Directive
Copy the data below exactly, omitting any picture it contains.

The data
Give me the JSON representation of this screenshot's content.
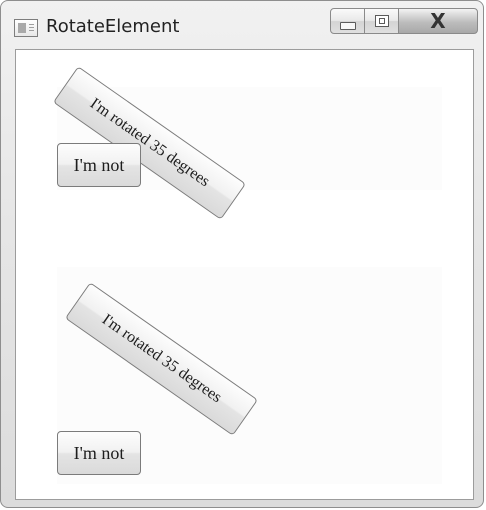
{
  "window": {
    "title": "RotateElement"
  },
  "titlebar_buttons": [
    {
      "name": "minimize",
      "icon": "minimize-icon"
    },
    {
      "name": "maximize",
      "icon": "maximize-icon"
    },
    {
      "name": "close",
      "icon": "close-icon",
      "label": "X"
    }
  ],
  "content": {
    "top": {
      "rotated_button_label": "I'm rotated 35 degrees",
      "plain_button_label": "I'm not"
    },
    "bottom": {
      "rotated_button_label": "I'm rotated 35 degrees",
      "plain_button_label": "I'm not"
    }
  },
  "colors": {
    "window_chrome": "#e4e4e4",
    "client_background": "#ffffff",
    "button_border": "#7b7b7b"
  }
}
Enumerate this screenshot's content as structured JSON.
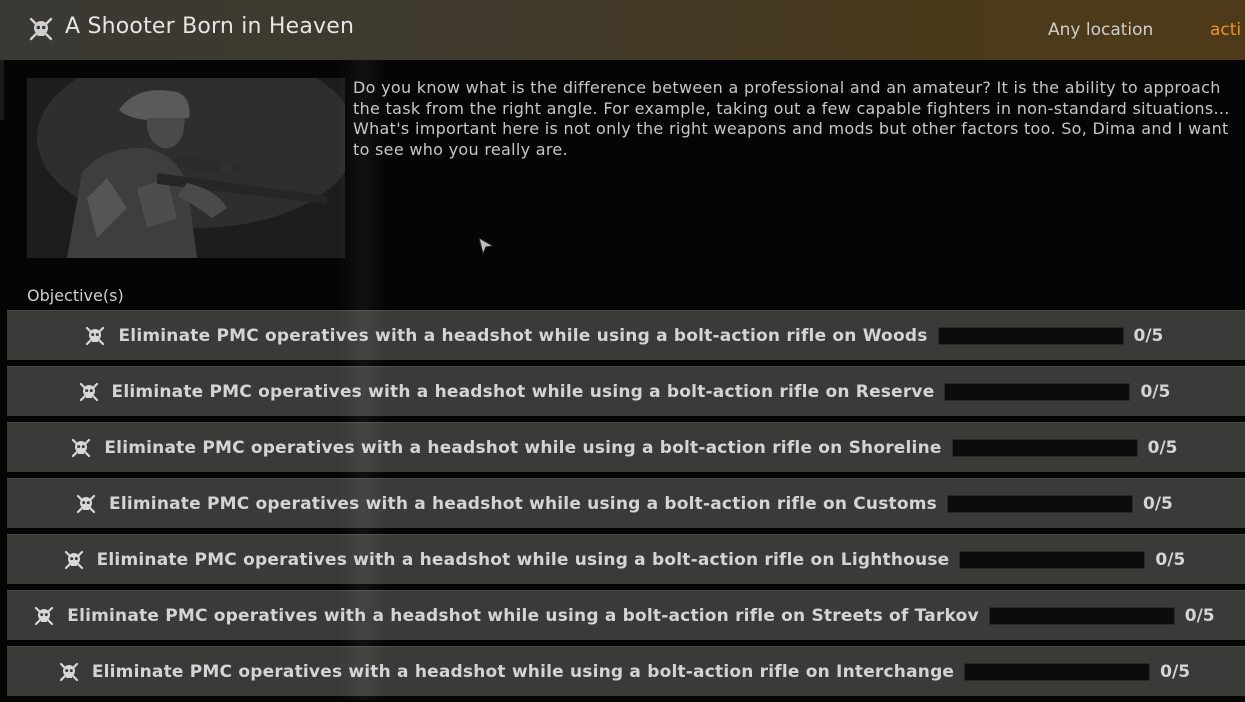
{
  "header": {
    "title": "A Shooter Born in Heaven",
    "location": "Any location",
    "status": "acti"
  },
  "description": [
    "Do you know what is the difference between a professional and an amateur? It is the ability to approach",
    "the task from the right angle. For example, taking out a few capable fighters in non-standard situations...",
    "What's important here is not only the right weapons and mods but other factors too. So, Dima and I want",
    "to see who you really are."
  ],
  "objectives_label": "Objective(s)",
  "objectives": [
    {
      "text": "Eliminate PMC operatives with a headshot while using a bolt-action rifle on Woods",
      "progress": 0,
      "count": "0/5"
    },
    {
      "text": "Eliminate PMC operatives with a headshot while using a bolt-action rifle on Reserve",
      "progress": 0,
      "count": "0/5"
    },
    {
      "text": "Eliminate PMC operatives with a headshot while using a bolt-action rifle on Shoreline",
      "progress": 0,
      "count": "0/5"
    },
    {
      "text": "Eliminate PMC operatives with a headshot while using a bolt-action rifle on Customs",
      "progress": 0,
      "count": "0/5"
    },
    {
      "text": "Eliminate PMC operatives with a headshot while using a bolt-action rifle on Lighthouse",
      "progress": 0,
      "count": "0/5"
    },
    {
      "text": "Eliminate PMC operatives with a headshot while using a bolt-action rifle on Streets of Tarkov",
      "progress": 0,
      "count": "0/5"
    },
    {
      "text": "Eliminate PMC operatives with a headshot while using a bolt-action rifle on Interchange",
      "progress": 0,
      "count": "0/5"
    }
  ],
  "icons": {
    "header": "skull-crossbones-icon",
    "objective": "skull-crossbones-icon",
    "cursor": "mouse-cursor-icon"
  },
  "colors": {
    "status": "#e8952a",
    "objective_bg": "#3a3a39",
    "header_bg": "#4a3a1c"
  }
}
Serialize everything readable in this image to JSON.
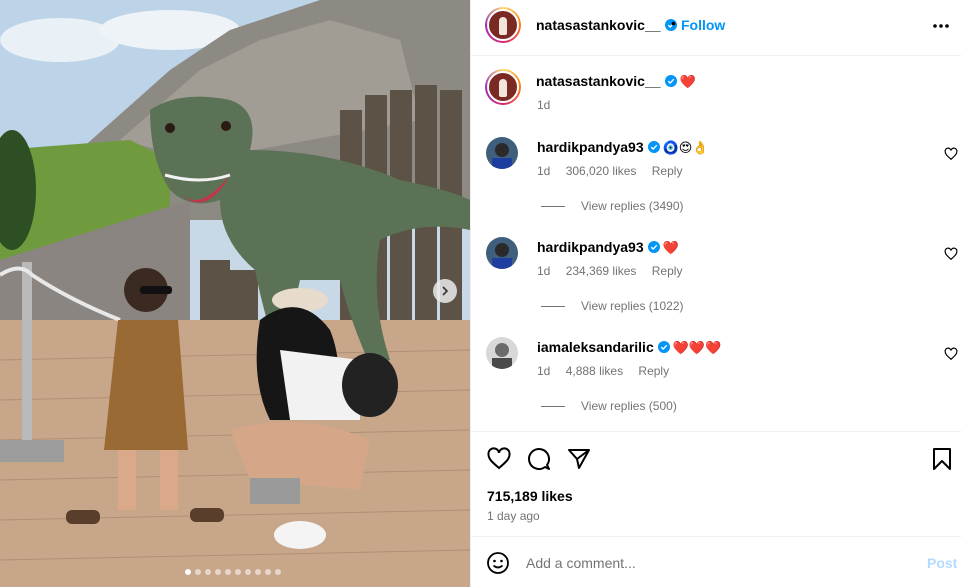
{
  "post": {
    "username": "natasastankovic__",
    "follow_label": "Follow",
    "header_separator": "•",
    "caption_emoji": "❤️",
    "caption_time": "1d"
  },
  "comments": [
    {
      "username": "hardikpandya93",
      "emoji": "🧿😍👌",
      "time": "1d",
      "likes": "306,020 likes",
      "reply_label": "Reply",
      "view_replies": "View replies (3490)"
    },
    {
      "username": "hardikpandya93",
      "emoji": "❤️",
      "time": "1d",
      "likes": "234,369 likes",
      "reply_label": "Reply",
      "view_replies": "View replies (1022)"
    },
    {
      "username": "iamaleksandarilic",
      "emoji": "❤️❤️❤️",
      "time": "1d",
      "likes": "4,888 likes",
      "reply_label": "Reply",
      "view_replies": "View replies (500)"
    }
  ],
  "engagement": {
    "likes_count": "715,189 likes",
    "posted_time": "1 day ago"
  },
  "comment_box": {
    "placeholder": "Add a comment...",
    "post_label": "Post"
  },
  "carousel": {
    "dot_count": 10,
    "active_dot": 1
  },
  "colors": {
    "accent": "#0095f6",
    "verified": "#0095f6",
    "post_disabled": "#b3dbff",
    "muted_text": "#737373",
    "heart": "#e0142b"
  }
}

Task solution
Give me the JSON representation of this screenshot's content.
{
  "window": {
    "title": "RotateElement"
  },
  "titlebar_buttons": [
    {
      "name": "minimize",
      "icon": "minimize-icon"
    },
    {
      "name": "maximize",
      "icon": "maximize-icon"
    },
    {
      "name": "close",
      "icon": "close-icon",
      "label": "X"
    }
  ],
  "content": {
    "top": {
      "rotated_button_label": "I'm rotated 35 degrees",
      "plain_button_label": "I'm not"
    },
    "bottom": {
      "rotated_button_label": "I'm rotated 35 degrees",
      "plain_button_label": "I'm not"
    }
  },
  "colors": {
    "window_chrome": "#e4e4e4",
    "client_background": "#ffffff",
    "button_border": "#7b7b7b"
  }
}
Enumerate this screenshot's content as structured JSON.
{
  "header": {
    "title": "A Shooter Born in Heaven",
    "location": "Any location",
    "status": "acti"
  },
  "description": [
    "Do you know what is the difference between a professional and an amateur? It is the ability to approach",
    "the task from the right angle. For example, taking out a few capable fighters in non-standard situations...",
    "What's important here is not only the right weapons and mods but other factors too. So, Dima and I want",
    "to see who you really are."
  ],
  "objectives_label": "Objective(s)",
  "objectives": [
    {
      "text": "Eliminate PMC operatives with a headshot while using a bolt-action rifle on Woods",
      "progress": 0,
      "count": "0/5"
    },
    {
      "text": "Eliminate PMC operatives with a headshot while using a bolt-action rifle on Reserve",
      "progress": 0,
      "count": "0/5"
    },
    {
      "text": "Eliminate PMC operatives with a headshot while using a bolt-action rifle on Shoreline",
      "progress": 0,
      "count": "0/5"
    },
    {
      "text": "Eliminate PMC operatives with a headshot while using a bolt-action rifle on Customs",
      "progress": 0,
      "count": "0/5"
    },
    {
      "text": "Eliminate PMC operatives with a headshot while using a bolt-action rifle on Lighthouse",
      "progress": 0,
      "count": "0/5"
    },
    {
      "text": "Eliminate PMC operatives with a headshot while using a bolt-action rifle on Streets of Tarkov",
      "progress": 0,
      "count": "0/5"
    },
    {
      "text": "Eliminate PMC operatives with a headshot while using a bolt-action rifle on Interchange",
      "progress": 0,
      "count": "0/5"
    }
  ],
  "icons": {
    "header": "skull-crossbones-icon",
    "objective": "skull-crossbones-icon",
    "cursor": "mouse-cursor-icon"
  },
  "colors": {
    "status": "#e8952a",
    "objective_bg": "#3a3a39",
    "header_bg": "#4a3a1c"
  }
}
Serialize everything readable in this image to JSON.
{
  "post": {
    "username": "natasastankovic__",
    "follow_label": "Follow",
    "header_separator": "•",
    "caption_emoji": "❤️",
    "caption_time": "1d"
  },
  "comments": [
    {
      "username": "hardikpandya93",
      "emoji": "🧿😍👌",
      "time": "1d",
      "likes": "306,020 likes",
      "reply_label": "Reply",
      "view_replies": "View replies (3490)"
    },
    {
      "username": "hardikpandya93",
      "emoji": "❤️",
      "time": "1d",
      "likes": "234,369 likes",
      "reply_label": "Reply",
      "view_replies": "View replies (1022)"
    },
    {
      "username": "iamaleksandarilic",
      "emoji": "❤️❤️❤️",
      "time": "1d",
      "likes": "4,888 likes",
      "reply_label": "Reply",
      "view_replies": "View replies (500)"
    }
  ],
  "engagement": {
    "likes_count": "715,189 likes",
    "posted_time": "1 day ago"
  },
  "comment_box": {
    "placeholder": "Add a comment...",
    "post_label": "Post"
  },
  "carousel": {
    "dot_count": 10,
    "active_dot": 1
  },
  "colors": {
    "accent": "#0095f6",
    "verified": "#0095f6",
    "post_disabled": "#b3dbff",
    "muted_text": "#737373",
    "heart": "#e0142b"
  }
}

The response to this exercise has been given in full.